Check each line of the listing for the word "Government" and give only the number of lines that have it.

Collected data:

-=-=-

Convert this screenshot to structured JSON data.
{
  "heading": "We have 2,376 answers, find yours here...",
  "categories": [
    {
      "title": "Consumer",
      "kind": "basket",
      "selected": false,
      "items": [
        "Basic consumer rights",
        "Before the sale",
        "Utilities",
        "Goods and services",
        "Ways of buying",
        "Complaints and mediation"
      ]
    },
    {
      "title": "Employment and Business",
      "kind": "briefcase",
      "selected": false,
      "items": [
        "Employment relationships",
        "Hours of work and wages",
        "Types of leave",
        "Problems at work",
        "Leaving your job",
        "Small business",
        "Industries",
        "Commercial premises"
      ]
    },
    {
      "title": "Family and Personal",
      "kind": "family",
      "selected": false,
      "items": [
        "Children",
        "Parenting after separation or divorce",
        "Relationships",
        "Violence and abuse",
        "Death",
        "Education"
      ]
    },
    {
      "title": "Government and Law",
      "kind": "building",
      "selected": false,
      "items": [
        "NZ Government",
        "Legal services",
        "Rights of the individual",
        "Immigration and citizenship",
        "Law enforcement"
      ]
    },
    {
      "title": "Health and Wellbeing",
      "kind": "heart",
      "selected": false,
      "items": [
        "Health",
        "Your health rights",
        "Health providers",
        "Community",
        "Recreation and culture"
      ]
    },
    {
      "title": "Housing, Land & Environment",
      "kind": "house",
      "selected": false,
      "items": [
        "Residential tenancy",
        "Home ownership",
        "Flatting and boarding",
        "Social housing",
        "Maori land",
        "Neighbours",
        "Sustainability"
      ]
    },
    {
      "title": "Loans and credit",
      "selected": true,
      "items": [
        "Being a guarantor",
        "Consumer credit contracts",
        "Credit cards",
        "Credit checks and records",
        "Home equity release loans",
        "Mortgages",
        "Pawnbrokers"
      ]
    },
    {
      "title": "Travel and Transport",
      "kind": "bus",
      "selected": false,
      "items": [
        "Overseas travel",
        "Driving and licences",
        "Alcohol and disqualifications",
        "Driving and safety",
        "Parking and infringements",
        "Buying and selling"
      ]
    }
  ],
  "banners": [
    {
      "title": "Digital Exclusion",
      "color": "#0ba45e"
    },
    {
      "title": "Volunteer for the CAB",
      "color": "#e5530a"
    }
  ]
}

-=-=-

REPLY TO THE EXERCISE: 2